## Data shown

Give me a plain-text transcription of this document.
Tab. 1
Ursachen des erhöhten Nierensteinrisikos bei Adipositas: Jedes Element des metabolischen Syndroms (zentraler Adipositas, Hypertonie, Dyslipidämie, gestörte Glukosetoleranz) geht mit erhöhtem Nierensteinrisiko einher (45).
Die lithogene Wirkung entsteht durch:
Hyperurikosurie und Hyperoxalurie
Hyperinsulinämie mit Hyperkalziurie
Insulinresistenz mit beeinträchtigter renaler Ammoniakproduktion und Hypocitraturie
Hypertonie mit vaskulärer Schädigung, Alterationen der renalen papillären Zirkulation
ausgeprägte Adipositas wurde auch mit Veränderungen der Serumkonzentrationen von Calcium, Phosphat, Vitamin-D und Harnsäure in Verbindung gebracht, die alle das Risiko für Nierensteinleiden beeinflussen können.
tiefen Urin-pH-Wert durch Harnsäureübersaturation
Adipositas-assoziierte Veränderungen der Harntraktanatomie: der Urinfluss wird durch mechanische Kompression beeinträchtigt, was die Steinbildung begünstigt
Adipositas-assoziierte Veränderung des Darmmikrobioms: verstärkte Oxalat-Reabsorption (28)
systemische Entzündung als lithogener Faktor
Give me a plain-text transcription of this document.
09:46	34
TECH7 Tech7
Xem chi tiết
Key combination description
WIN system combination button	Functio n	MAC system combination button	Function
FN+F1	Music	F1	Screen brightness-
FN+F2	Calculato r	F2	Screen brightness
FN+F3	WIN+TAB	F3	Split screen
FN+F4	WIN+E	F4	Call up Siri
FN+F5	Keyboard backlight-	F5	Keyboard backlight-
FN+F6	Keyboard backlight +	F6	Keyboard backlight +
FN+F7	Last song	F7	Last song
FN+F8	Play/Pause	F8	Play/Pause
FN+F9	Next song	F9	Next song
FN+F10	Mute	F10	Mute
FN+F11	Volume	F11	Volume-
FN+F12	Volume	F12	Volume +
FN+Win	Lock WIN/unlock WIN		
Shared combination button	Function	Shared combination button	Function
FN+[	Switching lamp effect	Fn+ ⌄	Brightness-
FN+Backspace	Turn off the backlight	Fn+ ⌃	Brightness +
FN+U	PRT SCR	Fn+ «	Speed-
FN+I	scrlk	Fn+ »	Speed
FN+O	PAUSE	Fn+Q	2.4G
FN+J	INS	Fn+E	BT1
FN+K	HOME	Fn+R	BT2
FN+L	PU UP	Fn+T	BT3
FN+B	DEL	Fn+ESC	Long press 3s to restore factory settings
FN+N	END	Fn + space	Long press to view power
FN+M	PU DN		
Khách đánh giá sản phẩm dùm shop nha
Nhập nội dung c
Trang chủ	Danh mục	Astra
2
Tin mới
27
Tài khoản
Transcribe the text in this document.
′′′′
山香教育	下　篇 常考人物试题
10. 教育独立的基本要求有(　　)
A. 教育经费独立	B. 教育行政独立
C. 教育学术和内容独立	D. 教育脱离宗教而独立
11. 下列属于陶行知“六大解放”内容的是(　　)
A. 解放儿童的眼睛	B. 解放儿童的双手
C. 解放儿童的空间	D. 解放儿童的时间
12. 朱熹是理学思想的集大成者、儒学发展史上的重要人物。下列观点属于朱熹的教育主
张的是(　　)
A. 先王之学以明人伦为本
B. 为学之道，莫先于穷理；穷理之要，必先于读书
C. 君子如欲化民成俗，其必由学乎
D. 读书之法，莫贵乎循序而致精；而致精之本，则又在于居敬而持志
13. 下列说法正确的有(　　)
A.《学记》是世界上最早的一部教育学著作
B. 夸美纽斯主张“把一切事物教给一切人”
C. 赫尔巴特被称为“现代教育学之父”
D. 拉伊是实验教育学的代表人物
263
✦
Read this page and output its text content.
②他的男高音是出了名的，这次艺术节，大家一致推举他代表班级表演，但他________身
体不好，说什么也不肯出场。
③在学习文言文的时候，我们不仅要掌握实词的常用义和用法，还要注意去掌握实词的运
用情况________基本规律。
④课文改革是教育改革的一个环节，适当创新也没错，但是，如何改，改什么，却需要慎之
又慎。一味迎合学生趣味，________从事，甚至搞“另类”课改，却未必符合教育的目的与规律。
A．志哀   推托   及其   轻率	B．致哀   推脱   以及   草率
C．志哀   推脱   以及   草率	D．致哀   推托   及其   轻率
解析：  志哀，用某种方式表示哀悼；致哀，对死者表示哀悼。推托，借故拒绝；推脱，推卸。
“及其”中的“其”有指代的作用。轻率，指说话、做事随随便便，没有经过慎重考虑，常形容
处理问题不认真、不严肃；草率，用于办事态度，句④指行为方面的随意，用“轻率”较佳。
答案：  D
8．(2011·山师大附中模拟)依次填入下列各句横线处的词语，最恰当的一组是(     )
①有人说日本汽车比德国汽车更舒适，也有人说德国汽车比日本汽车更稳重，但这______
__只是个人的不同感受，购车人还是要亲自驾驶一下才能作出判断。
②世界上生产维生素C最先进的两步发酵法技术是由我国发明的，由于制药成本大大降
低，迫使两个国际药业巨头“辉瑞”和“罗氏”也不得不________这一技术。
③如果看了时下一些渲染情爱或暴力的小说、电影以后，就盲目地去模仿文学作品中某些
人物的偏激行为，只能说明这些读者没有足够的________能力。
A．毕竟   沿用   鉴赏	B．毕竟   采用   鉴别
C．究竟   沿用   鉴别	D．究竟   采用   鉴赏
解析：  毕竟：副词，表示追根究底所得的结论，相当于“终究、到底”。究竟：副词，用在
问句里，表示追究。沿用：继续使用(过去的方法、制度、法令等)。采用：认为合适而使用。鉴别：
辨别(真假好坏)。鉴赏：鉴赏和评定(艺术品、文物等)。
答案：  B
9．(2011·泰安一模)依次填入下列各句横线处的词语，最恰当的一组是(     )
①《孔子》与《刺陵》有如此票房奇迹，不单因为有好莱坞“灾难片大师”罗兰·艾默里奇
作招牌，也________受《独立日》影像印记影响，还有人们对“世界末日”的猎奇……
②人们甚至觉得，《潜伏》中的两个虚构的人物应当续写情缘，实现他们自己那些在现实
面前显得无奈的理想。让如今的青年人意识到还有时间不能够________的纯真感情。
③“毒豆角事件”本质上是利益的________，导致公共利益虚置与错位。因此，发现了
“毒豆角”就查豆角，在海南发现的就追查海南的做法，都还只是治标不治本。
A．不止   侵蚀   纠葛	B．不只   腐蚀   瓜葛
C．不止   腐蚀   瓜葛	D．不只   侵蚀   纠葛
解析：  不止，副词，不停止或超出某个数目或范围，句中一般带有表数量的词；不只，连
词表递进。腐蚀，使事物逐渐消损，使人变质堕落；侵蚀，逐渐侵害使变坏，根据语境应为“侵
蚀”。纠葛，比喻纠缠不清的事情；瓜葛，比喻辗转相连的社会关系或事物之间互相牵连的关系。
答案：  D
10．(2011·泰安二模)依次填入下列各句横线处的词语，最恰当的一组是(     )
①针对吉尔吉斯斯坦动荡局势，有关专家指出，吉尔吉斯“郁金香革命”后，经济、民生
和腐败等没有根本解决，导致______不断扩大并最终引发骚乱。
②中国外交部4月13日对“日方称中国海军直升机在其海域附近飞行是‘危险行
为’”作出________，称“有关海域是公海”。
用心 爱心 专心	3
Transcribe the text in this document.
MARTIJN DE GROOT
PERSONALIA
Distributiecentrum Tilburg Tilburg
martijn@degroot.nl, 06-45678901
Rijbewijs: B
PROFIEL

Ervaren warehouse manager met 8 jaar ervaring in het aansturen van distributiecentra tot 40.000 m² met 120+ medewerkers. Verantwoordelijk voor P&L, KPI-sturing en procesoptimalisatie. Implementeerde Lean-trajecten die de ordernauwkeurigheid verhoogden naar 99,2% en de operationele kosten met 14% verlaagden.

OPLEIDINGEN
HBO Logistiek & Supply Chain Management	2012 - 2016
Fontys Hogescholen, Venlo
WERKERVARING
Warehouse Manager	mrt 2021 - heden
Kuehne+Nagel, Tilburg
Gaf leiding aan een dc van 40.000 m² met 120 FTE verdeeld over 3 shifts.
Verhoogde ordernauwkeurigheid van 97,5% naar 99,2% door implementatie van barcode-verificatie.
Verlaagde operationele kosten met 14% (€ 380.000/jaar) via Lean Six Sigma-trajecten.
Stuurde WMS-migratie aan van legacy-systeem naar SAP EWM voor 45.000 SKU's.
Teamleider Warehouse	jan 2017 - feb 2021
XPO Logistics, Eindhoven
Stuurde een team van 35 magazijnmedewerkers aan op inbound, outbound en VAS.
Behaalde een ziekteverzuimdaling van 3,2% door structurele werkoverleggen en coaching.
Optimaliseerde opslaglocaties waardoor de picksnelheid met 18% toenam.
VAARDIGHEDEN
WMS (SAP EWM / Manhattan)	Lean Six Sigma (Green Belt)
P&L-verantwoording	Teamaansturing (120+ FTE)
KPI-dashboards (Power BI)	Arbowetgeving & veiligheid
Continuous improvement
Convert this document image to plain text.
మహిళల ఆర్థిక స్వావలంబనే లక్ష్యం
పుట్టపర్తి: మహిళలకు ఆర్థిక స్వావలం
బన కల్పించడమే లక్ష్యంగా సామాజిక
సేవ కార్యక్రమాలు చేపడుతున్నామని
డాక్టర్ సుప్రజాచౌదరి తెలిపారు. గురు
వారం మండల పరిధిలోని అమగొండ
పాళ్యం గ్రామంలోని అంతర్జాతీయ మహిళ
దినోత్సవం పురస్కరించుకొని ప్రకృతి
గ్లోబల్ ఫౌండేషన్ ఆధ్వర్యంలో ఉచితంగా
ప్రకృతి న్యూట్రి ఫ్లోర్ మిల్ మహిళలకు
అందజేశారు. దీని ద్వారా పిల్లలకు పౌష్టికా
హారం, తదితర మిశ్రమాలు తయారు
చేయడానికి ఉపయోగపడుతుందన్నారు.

## Exercise prompt
Write out every line of the entries that holds the word "trajecten".

## Task output
Ervaren warehouse manager met 8 jaar ervaring in het aansturen van distributiecentra tot 40.000 m² met 120+ medewerkers. Verantwoordelijk voor P&L, KPI-sturing en procesoptimalisatie. Implementeerde Lean-trajecten die de ordernauwkeurigheid verhoogden naar 99,2% en de operationele kosten met 14% verlaagden.
Verlaagde operationele kosten met 14% (€ 380.000/jaar) via Lean Six Sigma-trajecten.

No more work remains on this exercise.